→ **Supplied records**:
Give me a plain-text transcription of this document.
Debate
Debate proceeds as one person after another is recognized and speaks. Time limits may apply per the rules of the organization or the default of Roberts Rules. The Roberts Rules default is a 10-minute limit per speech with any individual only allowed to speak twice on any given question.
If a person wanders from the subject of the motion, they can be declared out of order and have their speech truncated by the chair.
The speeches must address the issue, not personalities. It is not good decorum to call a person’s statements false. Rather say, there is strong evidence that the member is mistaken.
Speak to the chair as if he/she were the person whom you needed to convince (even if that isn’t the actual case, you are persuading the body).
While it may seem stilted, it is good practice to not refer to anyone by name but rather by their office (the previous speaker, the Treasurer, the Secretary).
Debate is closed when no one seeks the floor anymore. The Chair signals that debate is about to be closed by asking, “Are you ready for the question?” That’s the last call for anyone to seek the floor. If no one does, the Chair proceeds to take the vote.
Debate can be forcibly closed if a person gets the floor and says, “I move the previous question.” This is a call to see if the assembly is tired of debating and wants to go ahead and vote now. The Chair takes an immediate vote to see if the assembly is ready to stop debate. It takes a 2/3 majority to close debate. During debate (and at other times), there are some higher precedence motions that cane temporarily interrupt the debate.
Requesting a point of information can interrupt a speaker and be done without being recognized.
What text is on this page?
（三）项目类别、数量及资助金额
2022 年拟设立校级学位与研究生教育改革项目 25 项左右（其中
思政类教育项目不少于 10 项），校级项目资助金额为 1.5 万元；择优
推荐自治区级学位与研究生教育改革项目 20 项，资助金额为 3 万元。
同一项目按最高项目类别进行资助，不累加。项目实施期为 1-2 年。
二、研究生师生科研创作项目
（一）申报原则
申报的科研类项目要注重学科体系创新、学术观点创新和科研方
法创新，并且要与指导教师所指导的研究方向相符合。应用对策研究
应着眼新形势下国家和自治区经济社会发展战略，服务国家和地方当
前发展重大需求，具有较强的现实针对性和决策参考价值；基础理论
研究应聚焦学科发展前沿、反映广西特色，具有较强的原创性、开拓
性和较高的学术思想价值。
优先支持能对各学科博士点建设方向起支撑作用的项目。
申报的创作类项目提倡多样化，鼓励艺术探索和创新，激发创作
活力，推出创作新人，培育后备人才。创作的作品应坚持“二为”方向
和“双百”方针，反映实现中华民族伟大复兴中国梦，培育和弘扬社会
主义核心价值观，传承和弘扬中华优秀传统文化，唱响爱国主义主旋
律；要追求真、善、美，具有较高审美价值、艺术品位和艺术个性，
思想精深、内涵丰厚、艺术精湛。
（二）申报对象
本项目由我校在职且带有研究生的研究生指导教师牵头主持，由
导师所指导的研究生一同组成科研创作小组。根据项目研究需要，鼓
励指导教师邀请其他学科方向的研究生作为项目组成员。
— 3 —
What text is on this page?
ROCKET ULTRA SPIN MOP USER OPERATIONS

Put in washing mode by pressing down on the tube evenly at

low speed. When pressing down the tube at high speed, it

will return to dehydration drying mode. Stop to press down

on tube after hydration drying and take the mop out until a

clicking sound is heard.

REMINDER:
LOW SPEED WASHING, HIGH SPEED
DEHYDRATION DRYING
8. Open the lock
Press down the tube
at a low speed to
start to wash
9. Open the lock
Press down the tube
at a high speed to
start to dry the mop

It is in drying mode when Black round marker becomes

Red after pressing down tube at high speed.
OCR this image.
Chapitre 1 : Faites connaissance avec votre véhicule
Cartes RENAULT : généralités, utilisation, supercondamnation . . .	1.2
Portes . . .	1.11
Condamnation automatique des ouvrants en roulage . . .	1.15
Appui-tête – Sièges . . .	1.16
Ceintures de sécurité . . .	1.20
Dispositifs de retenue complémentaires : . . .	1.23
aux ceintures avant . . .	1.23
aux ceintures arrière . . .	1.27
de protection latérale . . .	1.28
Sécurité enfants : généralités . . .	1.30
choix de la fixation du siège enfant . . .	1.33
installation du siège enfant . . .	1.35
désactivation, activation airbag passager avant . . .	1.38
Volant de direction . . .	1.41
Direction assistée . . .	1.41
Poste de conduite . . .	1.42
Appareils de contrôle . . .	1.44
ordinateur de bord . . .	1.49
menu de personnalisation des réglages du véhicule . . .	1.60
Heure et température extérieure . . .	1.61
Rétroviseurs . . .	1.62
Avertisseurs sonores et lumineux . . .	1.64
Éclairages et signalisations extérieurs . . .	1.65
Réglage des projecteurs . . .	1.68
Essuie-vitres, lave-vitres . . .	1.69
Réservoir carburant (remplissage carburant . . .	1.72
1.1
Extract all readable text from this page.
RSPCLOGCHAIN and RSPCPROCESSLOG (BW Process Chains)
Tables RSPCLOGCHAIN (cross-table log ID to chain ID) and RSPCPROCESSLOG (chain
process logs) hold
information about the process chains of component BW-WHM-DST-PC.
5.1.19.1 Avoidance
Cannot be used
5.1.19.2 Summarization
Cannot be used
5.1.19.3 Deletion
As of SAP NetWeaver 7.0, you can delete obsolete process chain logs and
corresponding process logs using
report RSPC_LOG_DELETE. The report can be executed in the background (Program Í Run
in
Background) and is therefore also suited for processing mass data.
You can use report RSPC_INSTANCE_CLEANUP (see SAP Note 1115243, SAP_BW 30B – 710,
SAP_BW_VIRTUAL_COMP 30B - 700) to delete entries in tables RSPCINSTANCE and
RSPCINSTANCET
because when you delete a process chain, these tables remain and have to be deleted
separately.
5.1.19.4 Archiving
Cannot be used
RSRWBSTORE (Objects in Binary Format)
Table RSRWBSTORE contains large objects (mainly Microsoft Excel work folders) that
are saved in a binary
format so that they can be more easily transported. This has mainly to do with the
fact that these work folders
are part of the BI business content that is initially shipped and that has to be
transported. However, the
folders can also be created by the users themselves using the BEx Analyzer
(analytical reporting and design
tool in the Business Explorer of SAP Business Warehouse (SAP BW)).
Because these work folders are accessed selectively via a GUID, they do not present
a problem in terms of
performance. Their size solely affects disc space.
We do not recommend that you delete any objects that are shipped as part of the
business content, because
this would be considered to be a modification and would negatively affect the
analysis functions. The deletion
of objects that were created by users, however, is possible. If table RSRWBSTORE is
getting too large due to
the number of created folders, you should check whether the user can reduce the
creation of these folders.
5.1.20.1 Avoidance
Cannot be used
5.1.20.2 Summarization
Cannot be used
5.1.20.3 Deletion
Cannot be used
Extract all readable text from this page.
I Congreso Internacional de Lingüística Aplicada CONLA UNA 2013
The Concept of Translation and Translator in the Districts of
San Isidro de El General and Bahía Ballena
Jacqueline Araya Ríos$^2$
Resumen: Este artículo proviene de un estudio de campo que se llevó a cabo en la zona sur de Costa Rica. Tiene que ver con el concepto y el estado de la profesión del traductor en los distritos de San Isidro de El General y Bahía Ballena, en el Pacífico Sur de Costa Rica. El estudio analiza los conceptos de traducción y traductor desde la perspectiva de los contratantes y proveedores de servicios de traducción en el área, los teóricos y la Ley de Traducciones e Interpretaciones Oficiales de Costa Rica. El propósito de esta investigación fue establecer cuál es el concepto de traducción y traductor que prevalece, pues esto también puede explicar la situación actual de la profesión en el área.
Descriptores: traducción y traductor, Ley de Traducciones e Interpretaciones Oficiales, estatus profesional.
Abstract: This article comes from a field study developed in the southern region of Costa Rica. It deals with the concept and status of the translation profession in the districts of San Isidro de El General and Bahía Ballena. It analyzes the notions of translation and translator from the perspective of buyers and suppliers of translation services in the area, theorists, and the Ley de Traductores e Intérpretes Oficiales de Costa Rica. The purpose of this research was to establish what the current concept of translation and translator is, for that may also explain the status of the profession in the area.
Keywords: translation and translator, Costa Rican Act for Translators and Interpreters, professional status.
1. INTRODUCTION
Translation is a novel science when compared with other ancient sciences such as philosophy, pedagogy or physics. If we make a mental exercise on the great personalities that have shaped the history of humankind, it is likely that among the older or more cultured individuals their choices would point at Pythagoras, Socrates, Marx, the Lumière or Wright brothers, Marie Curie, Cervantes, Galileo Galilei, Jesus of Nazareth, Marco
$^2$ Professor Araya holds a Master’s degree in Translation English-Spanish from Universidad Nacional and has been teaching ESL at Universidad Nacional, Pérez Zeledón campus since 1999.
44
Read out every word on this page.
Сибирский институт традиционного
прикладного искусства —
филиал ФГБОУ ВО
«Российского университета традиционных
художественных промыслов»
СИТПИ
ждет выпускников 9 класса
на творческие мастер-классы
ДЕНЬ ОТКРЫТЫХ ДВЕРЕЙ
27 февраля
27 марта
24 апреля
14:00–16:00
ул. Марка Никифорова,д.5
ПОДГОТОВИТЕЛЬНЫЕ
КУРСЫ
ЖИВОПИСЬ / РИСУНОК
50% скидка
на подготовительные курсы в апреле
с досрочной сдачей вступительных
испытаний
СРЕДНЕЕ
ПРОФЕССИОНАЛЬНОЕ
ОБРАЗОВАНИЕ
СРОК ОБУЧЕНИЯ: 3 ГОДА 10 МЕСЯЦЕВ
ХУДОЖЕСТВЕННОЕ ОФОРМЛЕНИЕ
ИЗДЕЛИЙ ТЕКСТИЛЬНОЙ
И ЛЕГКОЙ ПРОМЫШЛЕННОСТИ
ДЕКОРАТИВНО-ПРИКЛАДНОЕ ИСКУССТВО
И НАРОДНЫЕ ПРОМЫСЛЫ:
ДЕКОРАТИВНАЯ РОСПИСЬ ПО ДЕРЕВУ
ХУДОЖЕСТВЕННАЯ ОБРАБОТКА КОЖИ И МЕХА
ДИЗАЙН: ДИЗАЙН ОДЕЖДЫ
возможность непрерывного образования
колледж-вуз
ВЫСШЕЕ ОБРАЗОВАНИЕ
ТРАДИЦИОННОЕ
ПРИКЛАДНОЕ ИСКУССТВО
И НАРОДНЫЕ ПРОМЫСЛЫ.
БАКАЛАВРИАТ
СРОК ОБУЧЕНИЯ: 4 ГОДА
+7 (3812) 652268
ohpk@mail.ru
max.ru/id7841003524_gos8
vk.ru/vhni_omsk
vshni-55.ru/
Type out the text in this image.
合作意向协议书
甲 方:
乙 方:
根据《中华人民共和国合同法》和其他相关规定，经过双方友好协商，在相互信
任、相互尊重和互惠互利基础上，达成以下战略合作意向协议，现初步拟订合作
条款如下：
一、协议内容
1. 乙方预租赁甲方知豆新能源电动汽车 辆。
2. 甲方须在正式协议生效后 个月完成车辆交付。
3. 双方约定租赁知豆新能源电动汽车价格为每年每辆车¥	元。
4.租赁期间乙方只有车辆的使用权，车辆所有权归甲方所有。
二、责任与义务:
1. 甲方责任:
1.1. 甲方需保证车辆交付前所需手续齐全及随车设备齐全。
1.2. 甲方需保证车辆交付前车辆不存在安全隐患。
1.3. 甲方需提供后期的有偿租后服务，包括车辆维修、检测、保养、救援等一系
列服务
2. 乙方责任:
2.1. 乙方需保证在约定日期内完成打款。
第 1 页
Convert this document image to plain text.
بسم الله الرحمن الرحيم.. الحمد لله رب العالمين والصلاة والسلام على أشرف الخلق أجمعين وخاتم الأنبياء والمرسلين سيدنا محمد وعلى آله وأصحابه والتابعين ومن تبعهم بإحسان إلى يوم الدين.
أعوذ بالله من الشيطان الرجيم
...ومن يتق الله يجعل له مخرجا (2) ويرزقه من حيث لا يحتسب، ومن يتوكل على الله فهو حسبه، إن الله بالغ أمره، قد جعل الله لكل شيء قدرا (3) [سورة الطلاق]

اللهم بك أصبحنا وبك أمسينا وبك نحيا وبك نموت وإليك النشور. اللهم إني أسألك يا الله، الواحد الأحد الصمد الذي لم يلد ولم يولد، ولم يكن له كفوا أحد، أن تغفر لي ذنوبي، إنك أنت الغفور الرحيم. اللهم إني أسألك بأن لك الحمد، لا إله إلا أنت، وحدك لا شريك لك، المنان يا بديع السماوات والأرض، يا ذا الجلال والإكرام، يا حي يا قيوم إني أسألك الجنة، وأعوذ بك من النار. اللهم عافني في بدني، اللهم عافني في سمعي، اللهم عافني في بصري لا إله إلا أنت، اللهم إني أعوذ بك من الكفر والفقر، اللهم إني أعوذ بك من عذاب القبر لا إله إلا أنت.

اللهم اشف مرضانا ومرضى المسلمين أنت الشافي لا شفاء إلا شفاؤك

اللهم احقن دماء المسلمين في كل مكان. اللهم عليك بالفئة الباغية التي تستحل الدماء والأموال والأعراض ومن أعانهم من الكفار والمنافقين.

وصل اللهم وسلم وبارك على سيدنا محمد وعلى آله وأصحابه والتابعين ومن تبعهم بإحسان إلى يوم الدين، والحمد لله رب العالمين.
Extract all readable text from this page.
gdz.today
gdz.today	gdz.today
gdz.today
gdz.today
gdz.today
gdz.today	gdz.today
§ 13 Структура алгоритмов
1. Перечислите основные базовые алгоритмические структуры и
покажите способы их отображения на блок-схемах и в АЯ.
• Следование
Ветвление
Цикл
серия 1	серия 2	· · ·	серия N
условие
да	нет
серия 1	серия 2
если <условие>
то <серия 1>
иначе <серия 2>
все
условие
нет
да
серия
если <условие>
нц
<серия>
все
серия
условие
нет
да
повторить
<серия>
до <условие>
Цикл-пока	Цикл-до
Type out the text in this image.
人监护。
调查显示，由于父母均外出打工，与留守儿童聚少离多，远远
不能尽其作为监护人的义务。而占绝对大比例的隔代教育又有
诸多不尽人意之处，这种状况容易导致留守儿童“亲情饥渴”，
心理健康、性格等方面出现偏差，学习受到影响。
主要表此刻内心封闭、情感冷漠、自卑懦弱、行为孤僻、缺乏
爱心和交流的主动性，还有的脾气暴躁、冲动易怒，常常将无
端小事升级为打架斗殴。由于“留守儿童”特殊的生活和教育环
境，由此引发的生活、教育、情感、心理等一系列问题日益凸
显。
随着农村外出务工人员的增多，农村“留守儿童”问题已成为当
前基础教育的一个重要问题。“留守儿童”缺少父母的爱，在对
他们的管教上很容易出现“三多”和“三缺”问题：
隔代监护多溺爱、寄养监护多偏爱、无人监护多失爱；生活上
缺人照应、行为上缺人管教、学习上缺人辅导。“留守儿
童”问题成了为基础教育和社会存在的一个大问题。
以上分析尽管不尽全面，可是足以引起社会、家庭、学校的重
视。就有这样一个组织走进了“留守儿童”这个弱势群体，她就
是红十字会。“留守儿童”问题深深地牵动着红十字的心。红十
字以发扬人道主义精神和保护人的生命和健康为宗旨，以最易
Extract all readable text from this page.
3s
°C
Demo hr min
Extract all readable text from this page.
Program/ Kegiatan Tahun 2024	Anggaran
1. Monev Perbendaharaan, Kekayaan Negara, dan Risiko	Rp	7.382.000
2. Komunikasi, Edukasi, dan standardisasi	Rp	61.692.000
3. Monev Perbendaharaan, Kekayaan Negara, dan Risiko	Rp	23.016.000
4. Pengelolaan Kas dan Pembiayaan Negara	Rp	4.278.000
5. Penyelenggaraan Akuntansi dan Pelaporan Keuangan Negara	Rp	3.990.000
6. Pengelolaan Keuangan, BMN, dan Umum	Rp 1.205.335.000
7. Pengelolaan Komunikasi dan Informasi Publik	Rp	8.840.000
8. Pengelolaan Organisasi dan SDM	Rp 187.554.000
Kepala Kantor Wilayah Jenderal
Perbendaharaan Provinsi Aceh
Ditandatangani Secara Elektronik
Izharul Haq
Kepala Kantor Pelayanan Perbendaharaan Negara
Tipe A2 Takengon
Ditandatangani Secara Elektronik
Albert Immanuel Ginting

→ **Exercise directions**: Report only the number of lines in the listing that contain the word "interrupt".

→ **Expected output**: 2